> Stated problem
Find and copy every line in the records that includes the string "Октябрьская".

> Given records
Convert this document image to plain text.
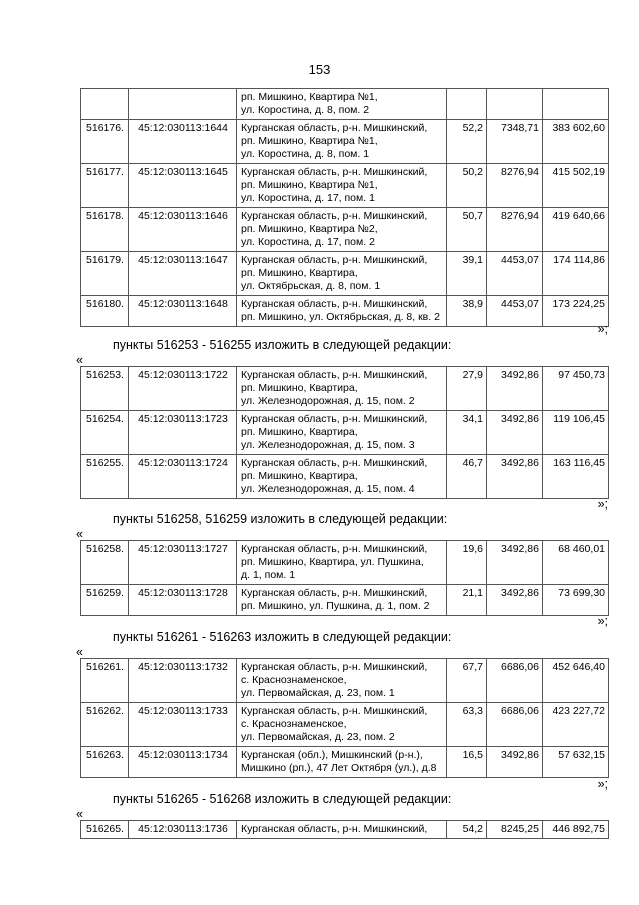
153

		рп. Мишкино, Квартира №1,
ул. Коростина, д. 8, пом. 2			

516176.	45:12:030113:1644	Курганская область, р-н. Мишкинский,
рп. Мишкино, Квартира №1,
ул. Коростина, д. 8, пом. 1	52,2	7348,71	383 602,60
516177.	45:12:030113:1645	Курганская область, р-н. Мишкинский,
рп. Мишкино, Квартира №1,
ул. Коростина, д. 17, пом. 1	50,2	8276,94	415 502,19
516178.	45:12:030113:1646	Курганская область, р-н. Мишкинский,
рп. Мишкино, Квартира №2,
ул. Коростина, д. 17, пом. 2	50,7	8276,94	419 640,66
516179.	45:12:030113:1647	Курганская область, р-н. Мишкинский,
рп. Мишкино, Квартира,
ул. Октябрьская, д. 8, пом. 1	39,1	4453,07	174 114,86
516180.	45:12:030113:1648	Курганская область, р-н. Мишкинский,
рп. Мишкино, ул. Октябрьская, д. 8, кв. 2	38,9	4453,07	173 224,25
»;
пункты 516253 - 516255 изложить в следующей редакции:
«
516253.	45:12:030113:1722	Курганская область, р-н. Мишкинский,
рп. Мишкино, Квартира,
ул. Железнодорожная, д. 15, пом. 2	27,9	3492,86	97 450,73
516254.	45:12:030113:1723	Курганская область, р-н. Мишкинский,
рп. Мишкино, Квартира,
ул. Железнодорожная, д. 15, пом. 3	34,1	3492,86	119 106,45
516255.	45:12:030113:1724	Курганская область, р-н. Мишкинский,
рп. Мишкино, Квартира,
ул. Железнодорожная, д. 15, пом. 4	46,7	3492,86	163 116,45
»;
пункты 516258, 516259 изложить в следующей редакции:
«
516258.	45:12:030113:1727	Курганская область, р-н. Мишкинский,
рп. Мишкино, Квартира, ул. Пушкина,
д. 1, пом. 1	19,6	3492,86	68 460,01
516259.	45:12:030113:1728	Курганская область, р-н. Мишкинский,
рп. Мишкино, ул. Пушкина, д. 1, пом. 2	21,1	3492,86	73 699,30
»;
пункты 516261 - 516263 изложить в следующей редакции:
«
516261.	45:12:030113:1732	Курганская область, р-н. Мишкинский,
с. Краснознаменское,
ул. Первомайская, д. 23, пом. 1	67,7	6686,06	452 646,40
516262.	45:12:030113:1733	Курганская область, р-н. Мишкинский,
с. Краснознаменское,
ул. Первомайская, д. 23, пом. 2	63,3	6686,06	423 227,72
516263.	45:12:030113:1734	Курганская (обл.), Мишкинский (р-н.),
Мишкино (рп.), 47 Лет Октября (ул.), д.8	16,5	3492,86	57 632,15
»;
пункты 516265 - 516268 изложить в следующей редакции:
«
516265.	45:12:030113:1736	Курганская область, р-н. Мишкинский,	54,2	8245,25	446 892,75
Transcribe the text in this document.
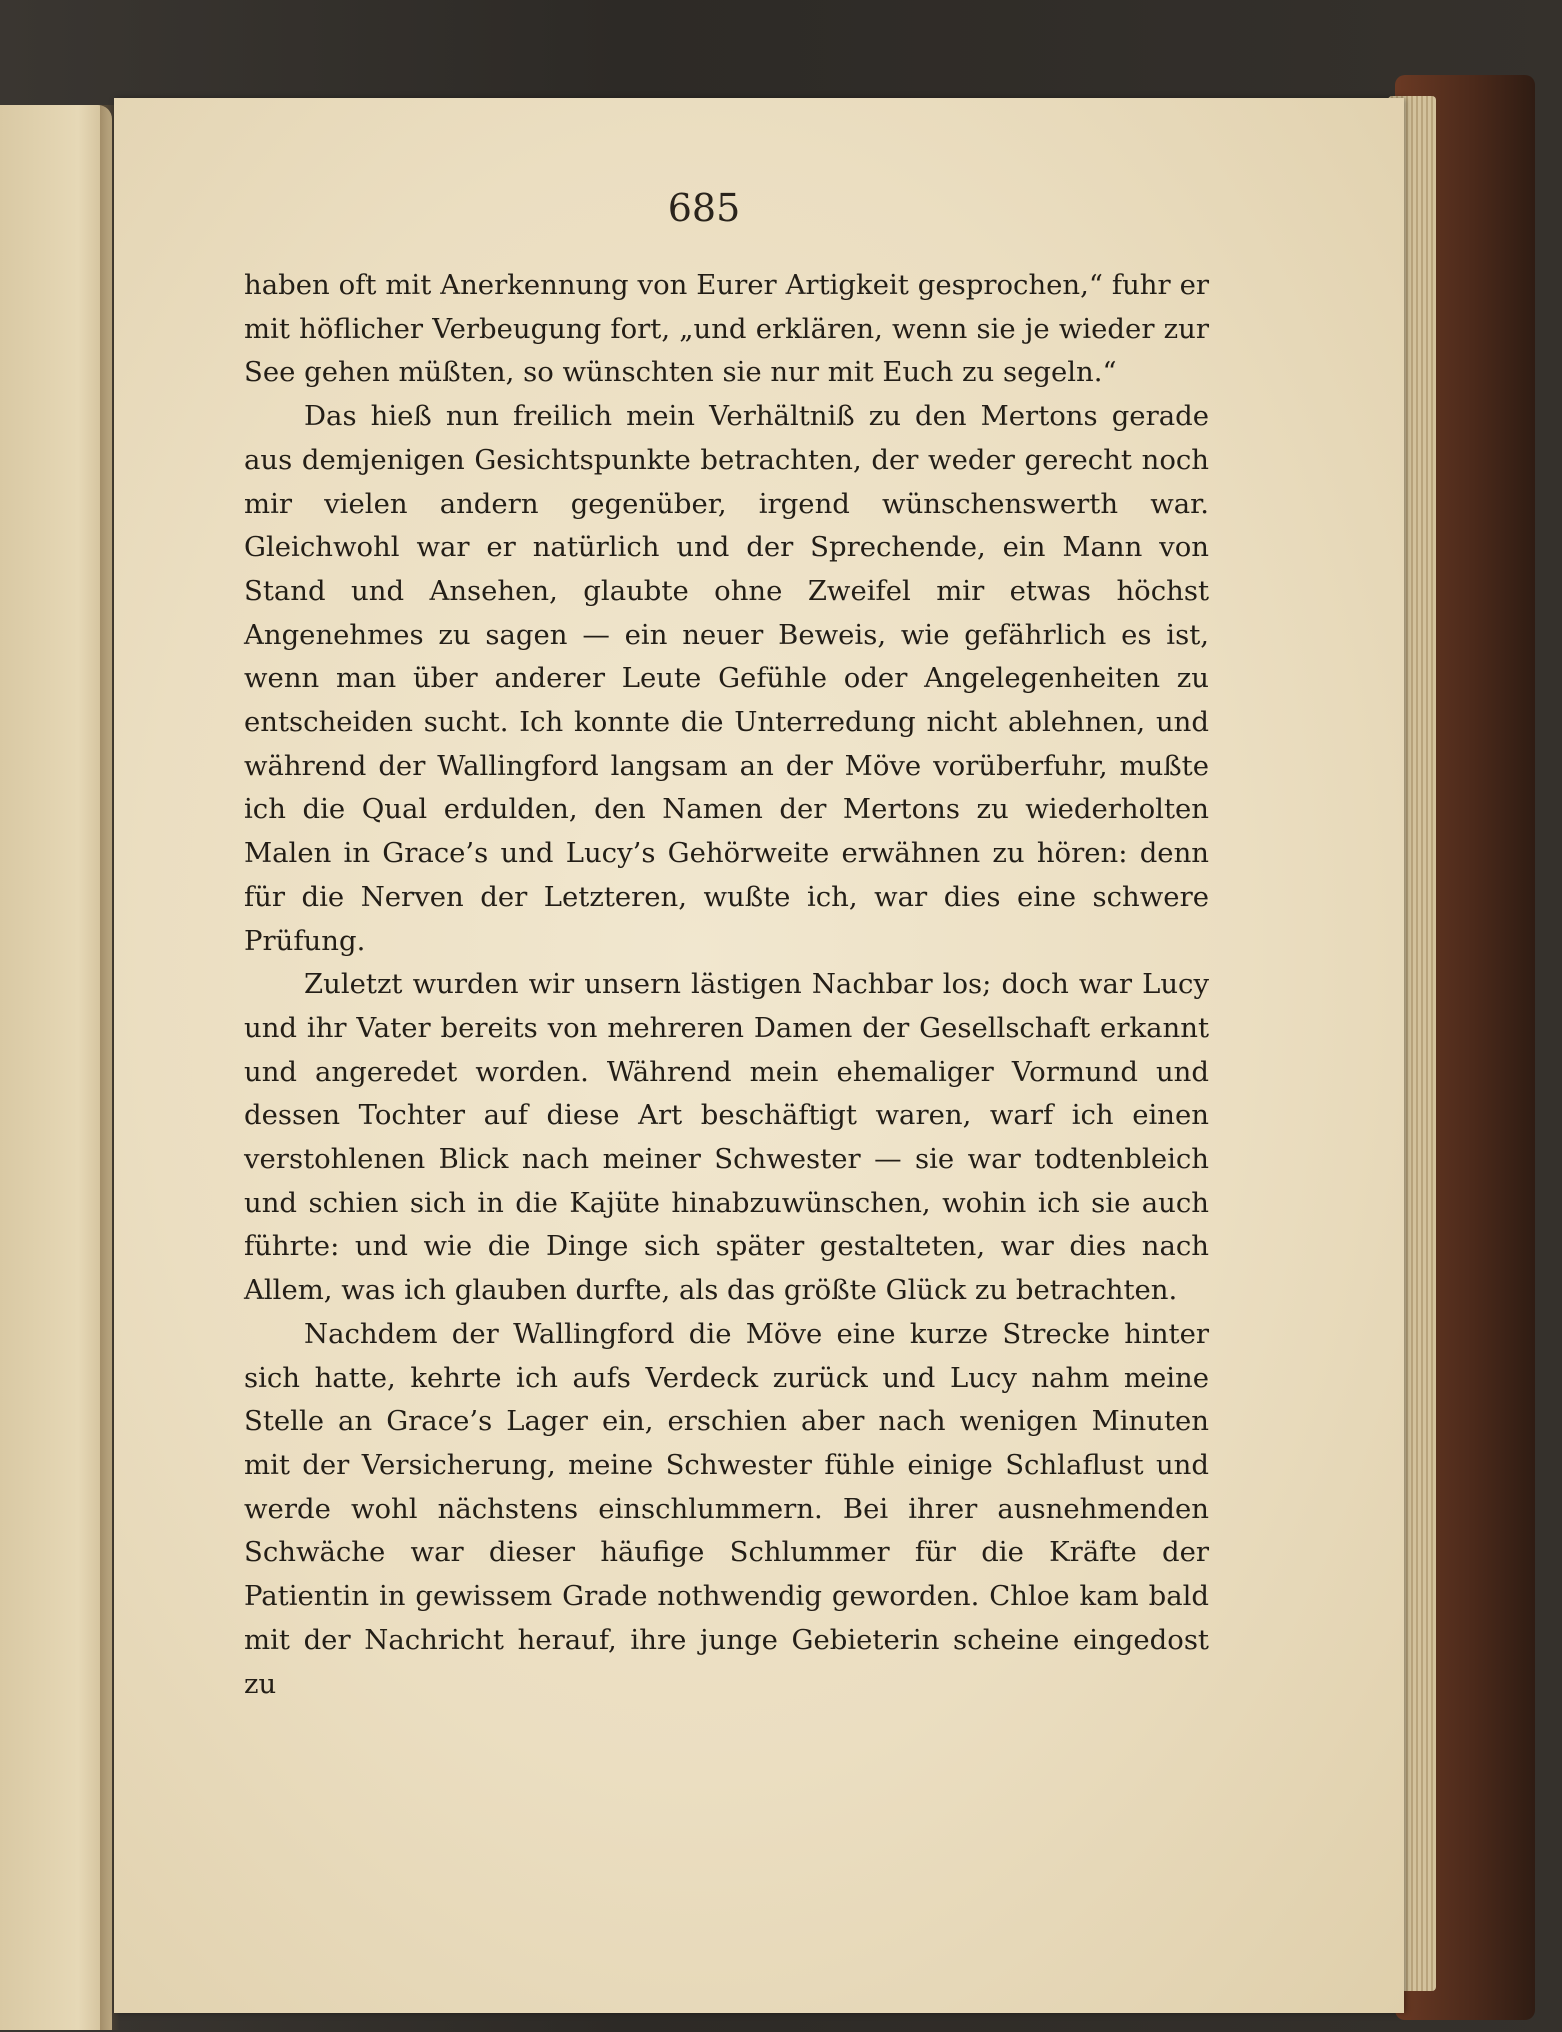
685

haben oft mit Anerkennung von Eurer Artigkeit gesprochen,“ fuhr er mit höflicher Verbeugung fort, „und erklären, wenn sie je wieder zur See gehen müßten, so wünschten sie nur mit Euch zu segeln.“

Das hieß nun freilich mein Verhältniß zu den Mertons gerade aus demjenigen Gesichtspunkte betrachten, der weder gerecht noch mir vielen andern gegenüber, irgend wünschenswerth war. Gleichwohl war er natürlich und der Sprechende, ein Mann von Stand und Ansehen, glaubte ohne Zweifel mir etwas höchst Angenehmes zu sagen — ein neuer Beweis, wie gefährlich es ist, wenn man über anderer Leute Gefühle oder Angelegenheiten zu entscheiden sucht. Ich konnte die Unterredung nicht ablehnen, und während der Wallingford langsam an der Möve vorüberfuhr, mußte ich die Qual erdulden, den Namen der Mertons zu wiederholten Malen in Grace’s und Lucy’s Gehörweite erwähnen zu hören: denn für die Nerven der Letzteren, wußte ich, war dies eine schwere Prüfung.

Zuletzt wurden wir unsern lästigen Nachbar los; doch war Lucy und ihr Vater bereits von mehreren Damen der Gesellschaft erkannt und angeredet worden. Während mein ehemaliger Vormund und dessen Tochter auf diese Art beschäftigt waren, warf ich einen verstohlenen Blick nach meiner Schwester — sie war todtenbleich und schien sich in die Kajüte hinabzuwünschen, wohin ich sie auch führte: und wie die Dinge sich später gestalteten, war dies nach Allem, was ich glauben durfte, als das größte Glück zu betrachten.

Nachdem der Wallingford die Möve eine kurze Strecke hinter sich hatte, kehrte ich aufs Verdeck zurück und Lucy nahm meine Stelle an Grace’s Lager ein, erschien aber nach wenigen Minuten mit der Versicherung, meine Schwester fühle einige Schlaflust und werde wohl nächstens einschlummern. Bei ihrer ausnehmenden Schwäche war dieser häufige Schlummer für die Kräfte der Patientin in gewissem Grade nothwendig geworden. Chloe kam bald mit der Nachricht herauf, ihre junge Gebieterin scheine eingedost zu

> Solution to this problem
ул. Октябрьская, д. 8, пом. 1	39,1	4453,07	174 114,86
рп. Мишкино, ул. Октябрьская, д. 8, кв. 2	38,9	4453,07	173 224,25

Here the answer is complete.